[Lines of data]

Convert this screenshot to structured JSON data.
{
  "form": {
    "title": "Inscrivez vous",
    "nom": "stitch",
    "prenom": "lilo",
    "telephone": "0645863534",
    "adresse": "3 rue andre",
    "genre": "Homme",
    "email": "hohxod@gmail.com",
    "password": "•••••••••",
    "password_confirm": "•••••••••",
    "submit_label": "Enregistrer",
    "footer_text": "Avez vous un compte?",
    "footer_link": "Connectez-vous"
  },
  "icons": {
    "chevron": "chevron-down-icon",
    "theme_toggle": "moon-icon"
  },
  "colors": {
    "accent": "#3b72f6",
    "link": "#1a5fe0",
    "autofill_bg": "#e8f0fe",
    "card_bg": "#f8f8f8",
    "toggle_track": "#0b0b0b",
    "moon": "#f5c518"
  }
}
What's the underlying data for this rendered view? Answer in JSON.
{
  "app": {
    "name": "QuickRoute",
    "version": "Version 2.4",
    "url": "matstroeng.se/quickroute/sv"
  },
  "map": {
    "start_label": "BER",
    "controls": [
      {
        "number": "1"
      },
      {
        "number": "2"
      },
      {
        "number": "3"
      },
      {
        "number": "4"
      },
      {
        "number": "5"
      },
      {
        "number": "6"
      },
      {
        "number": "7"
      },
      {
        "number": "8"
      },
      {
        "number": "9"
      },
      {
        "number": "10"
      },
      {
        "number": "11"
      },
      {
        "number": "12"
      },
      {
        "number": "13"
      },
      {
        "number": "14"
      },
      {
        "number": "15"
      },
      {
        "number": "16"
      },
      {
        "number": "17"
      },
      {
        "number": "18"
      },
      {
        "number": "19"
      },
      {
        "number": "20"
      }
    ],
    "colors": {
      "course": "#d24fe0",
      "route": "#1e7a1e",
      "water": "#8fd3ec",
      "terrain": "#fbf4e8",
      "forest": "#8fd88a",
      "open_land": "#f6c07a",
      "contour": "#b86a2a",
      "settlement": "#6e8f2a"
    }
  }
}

WRITTEN PROBLEM -
Spot every line that holds "this" and copy it.

RESULT OF THE EXERCISE -
Convert this screenshot to structured JSON data.
What's the underlying data for this rendered view? Answer in JSON.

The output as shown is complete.